→ **The task**: Beneath this task is a listing; retype all of it exactly.

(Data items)
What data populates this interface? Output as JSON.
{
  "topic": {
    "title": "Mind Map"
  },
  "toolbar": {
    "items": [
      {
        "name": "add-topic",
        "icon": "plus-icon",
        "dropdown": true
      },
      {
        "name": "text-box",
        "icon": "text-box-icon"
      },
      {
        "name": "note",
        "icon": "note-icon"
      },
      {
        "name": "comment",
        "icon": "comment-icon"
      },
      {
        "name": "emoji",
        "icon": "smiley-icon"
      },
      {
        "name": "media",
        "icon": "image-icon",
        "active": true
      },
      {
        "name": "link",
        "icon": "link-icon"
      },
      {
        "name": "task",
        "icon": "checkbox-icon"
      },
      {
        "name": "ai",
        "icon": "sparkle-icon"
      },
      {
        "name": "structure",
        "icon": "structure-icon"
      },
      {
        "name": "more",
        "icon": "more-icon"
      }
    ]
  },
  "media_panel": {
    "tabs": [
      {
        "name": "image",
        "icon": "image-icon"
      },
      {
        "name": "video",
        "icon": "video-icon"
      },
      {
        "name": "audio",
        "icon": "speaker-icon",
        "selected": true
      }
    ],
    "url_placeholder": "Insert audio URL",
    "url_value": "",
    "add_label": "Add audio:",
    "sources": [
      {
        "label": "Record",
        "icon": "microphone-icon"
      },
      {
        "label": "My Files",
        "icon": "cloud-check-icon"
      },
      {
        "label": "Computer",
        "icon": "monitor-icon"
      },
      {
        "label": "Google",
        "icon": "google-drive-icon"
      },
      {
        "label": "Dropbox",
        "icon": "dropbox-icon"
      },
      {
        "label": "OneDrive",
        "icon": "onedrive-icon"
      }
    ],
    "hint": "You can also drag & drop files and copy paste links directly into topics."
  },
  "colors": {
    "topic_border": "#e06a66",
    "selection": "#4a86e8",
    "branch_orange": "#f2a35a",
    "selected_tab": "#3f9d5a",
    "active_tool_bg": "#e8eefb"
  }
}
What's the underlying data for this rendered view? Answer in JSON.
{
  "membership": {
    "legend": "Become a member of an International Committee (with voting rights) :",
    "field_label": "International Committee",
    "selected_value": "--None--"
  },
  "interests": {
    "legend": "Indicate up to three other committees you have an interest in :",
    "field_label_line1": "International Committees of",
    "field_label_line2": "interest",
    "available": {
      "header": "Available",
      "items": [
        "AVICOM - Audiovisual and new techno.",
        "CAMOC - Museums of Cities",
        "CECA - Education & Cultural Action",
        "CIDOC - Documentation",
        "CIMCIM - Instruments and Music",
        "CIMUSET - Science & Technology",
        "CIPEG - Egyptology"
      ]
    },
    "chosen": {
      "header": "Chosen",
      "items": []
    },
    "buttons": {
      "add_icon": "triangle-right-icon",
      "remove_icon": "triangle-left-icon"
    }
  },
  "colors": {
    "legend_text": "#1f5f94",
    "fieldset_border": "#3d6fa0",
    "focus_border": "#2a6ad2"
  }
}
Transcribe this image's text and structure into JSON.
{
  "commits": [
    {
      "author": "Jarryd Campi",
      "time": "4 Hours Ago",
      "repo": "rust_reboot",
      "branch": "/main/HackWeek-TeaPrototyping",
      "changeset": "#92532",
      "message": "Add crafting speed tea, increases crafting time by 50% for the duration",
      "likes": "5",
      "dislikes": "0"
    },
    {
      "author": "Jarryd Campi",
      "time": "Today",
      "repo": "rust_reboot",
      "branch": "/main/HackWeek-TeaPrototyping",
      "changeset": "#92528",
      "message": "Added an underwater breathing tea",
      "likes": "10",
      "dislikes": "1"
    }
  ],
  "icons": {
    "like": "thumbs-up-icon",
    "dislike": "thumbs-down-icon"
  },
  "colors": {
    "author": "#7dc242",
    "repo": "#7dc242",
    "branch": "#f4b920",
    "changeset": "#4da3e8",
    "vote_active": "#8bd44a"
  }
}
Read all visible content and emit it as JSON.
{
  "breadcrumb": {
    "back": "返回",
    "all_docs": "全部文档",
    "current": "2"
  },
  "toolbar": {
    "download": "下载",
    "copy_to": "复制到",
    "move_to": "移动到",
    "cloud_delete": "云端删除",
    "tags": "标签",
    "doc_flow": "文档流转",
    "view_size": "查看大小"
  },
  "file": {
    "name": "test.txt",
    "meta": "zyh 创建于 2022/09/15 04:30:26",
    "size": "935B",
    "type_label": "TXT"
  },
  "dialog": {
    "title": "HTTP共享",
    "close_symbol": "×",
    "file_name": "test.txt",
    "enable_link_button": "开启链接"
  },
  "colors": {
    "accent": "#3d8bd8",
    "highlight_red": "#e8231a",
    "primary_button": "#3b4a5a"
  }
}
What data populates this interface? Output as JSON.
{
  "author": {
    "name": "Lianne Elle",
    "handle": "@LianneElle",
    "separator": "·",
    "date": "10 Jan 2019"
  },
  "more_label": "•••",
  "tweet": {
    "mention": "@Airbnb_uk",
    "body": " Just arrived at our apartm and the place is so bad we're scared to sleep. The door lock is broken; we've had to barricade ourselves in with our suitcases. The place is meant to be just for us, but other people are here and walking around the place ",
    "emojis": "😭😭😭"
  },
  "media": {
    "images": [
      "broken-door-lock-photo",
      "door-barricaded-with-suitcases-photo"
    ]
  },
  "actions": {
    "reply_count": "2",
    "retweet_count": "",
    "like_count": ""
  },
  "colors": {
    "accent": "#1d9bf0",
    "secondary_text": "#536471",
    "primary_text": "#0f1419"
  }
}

→ **Response below**:
What data populates this interface? Output as JSON.
{
  "topic": {
    "title": "Mind Map"
  },
  "toolbar": {
    "items": [
      {
        "name": "add-topic",
        "icon": "plus-icon",
        "dropdown": true
      },
      {
        "name": "text-box",
        "icon": "text-box-icon"
      },
      {
        "name": "note",
        "icon": "note-icon"
      },
      {
        "name": "comment",
        "icon": "comment-icon"
      },
      {
        "name": "emoji",
        "icon": "smiley-icon"
      },
      {
        "name": "media",
        "icon": "image-icon",
        "active": true
      },
      {
        "name": "link",
        "icon": "link-icon"
      },
      {
        "name": "task",
        "icon": "checkbox-icon"
      },
      {
        "name": "ai",
        "icon": "sparkle-icon"
      },
      {
        "name": "structure",
        "icon": "structure-icon"
      },
      {
        "name": "more",
        "icon": "more-icon"
      }
    ]
  },
  "media_panel": {
    "tabs": [
      {
        "name": "image",
        "icon": "image-icon"
      },
      {
        "name": "video",
        "icon": "video-icon"
      },
      {
        "name": "audio",
        "icon": "speaker-icon",
        "selected": true
      }
    ],
    "url_placeholder": "Insert audio URL",
    "url_value": "",
    "add_label": "Add audio:",
    "sources": [
      {
        "label": "Record",
        "icon": "microphone-icon"
      },
      {
        "label": "My Files",
        "icon": "cloud-check-icon"
      },
      {
        "label": "Computer",
        "icon": "monitor-icon"
      },
      {
        "label": "Google",
        "icon": "google-drive-icon"
      },
      {
        "label": "Dropbox",
        "icon": "dropbox-icon"
      },
      {
        "label": "OneDrive",
        "icon": "onedrive-icon"
      }
    ],
    "hint": "You can also drag & drop files and copy paste links directly into topics."
  },
  "colors": {
    "topic_border": "#e06a66",
    "selection": "#4a86e8",
    "branch_orange": "#f2a35a",
    "selected_tab": "#3f9d5a",
    "active_tool_bg": "#e8eefb"
  }
}
What's the underlying data for this rendered view? Answer in JSON.
{
  "membership": {
    "legend": "Become a member of an International Committee (with voting rights) :",
    "field_label": "International Committee",
    "selected_value": "--None--"
  },
  "interests": {
    "legend": "Indicate up to three other committees you have an interest in :",
    "field_label_line1": "International Committees of",
    "field_label_line2": "interest",
    "available": {
      "header": "Available",
      "items": [
        "AVICOM - Audiovisual and new techno.",
        "CAMOC - Museums of Cities",
        "CECA - Education & Cultural Action",
        "CIDOC - Documentation",
        "CIMCIM - Instruments and Music",
        "CIMUSET - Science & Technology",
        "CIPEG - Egyptology"
      ]
    },
    "chosen": {
      "header": "Chosen",
      "items": []
    },
    "buttons": {
      "add_icon": "triangle-right-icon",
      "remove_icon": "triangle-left-icon"
    }
  },
  "colors": {
    "legend_text": "#1f5f94",
    "fieldset_border": "#3d6fa0",
    "focus_border": "#2a6ad2"
  }
}
Transcribe this image's text and structure into JSON.
{
  "commits": [
    {
      "author": "Jarryd Campi",
      "time": "4 Hours Ago",
      "repo": "rust_reboot",
      "branch": "/main/HackWeek-TeaPrototyping",
      "changeset": "#92532",
      "message": "Add crafting speed tea, increases crafting time by 50% for the duration",
      "likes": "5",
      "dislikes": "0"
    },
    {
      "author": "Jarryd Campi",
      "time": "Today",
      "repo": "rust_reboot",
      "branch": "/main/HackWeek-TeaPrototyping",
      "changeset": "#92528",
      "message": "Added an underwater breathing tea",
      "likes": "10",
      "dislikes": "1"
    }
  ],
  "icons": {
    "like": "thumbs-up-icon",
    "dislike": "thumbs-down-icon"
  },
  "colors": {
    "author": "#7dc242",
    "repo": "#7dc242",
    "branch": "#f4b920",
    "changeset": "#4da3e8",
    "vote_active": "#8bd44a"
  }
}
Read all visible content and emit it as JSON.
{
  "breadcrumb": {
    "back": "返回",
    "all_docs": "全部文档",
    "current": "2"
  },
  "toolbar": {
    "download": "下载",
    "copy_to": "复制到",
    "move_to": "移动到",
    "cloud_delete": "云端删除",
    "tags": "标签",
    "doc_flow": "文档流转",
    "view_size": "查看大小"
  },
  "file": {
    "name": "test.txt",
    "meta": "zyh 创建于 2022/09/15 04:30:26",
    "size": "935B",
    "type_label": "TXT"
  },
  "dialog": {
    "title": "HTTP共享",
    "close_symbol": "×",
    "file_name": "test.txt",
    "enable_link_button": "开启链接"
  },
  "colors": {
    "accent": "#3d8bd8",
    "highlight_red": "#e8231a",
    "primary_button": "#3b4a5a"
  }
}
What data populates this interface? Output as JSON.
{
  "author": {
    "name": "Lianne Elle",
    "handle": "@LianneElle",
    "separator": "·",
    "date": "10 Jan 2019"
  },
  "more_label": "•••",
  "tweet": {
    "mention": "@Airbnb_uk",
    "body": " Just arrived at our apartm and the place is so bad we're scared to sleep. The door lock is broken; we've had to barricade ourselves in with our suitcases. The place is meant to be just for us, but other people are here and walking around the place ",
    "emojis": "😭😭😭"
  },
  "media": {
    "images": [
      "broken-door-lock-photo",
      "door-barricaded-with-suitcases-photo"
    ]
  },
  "actions": {
    "reply_count": "2",
    "retweet_count": "",
    "like_count": ""
  },
  "colors": {
    "accent": "#1d9bf0",
    "secondary_text": "#536471",
    "primary_text": "#0f1419"
  }
}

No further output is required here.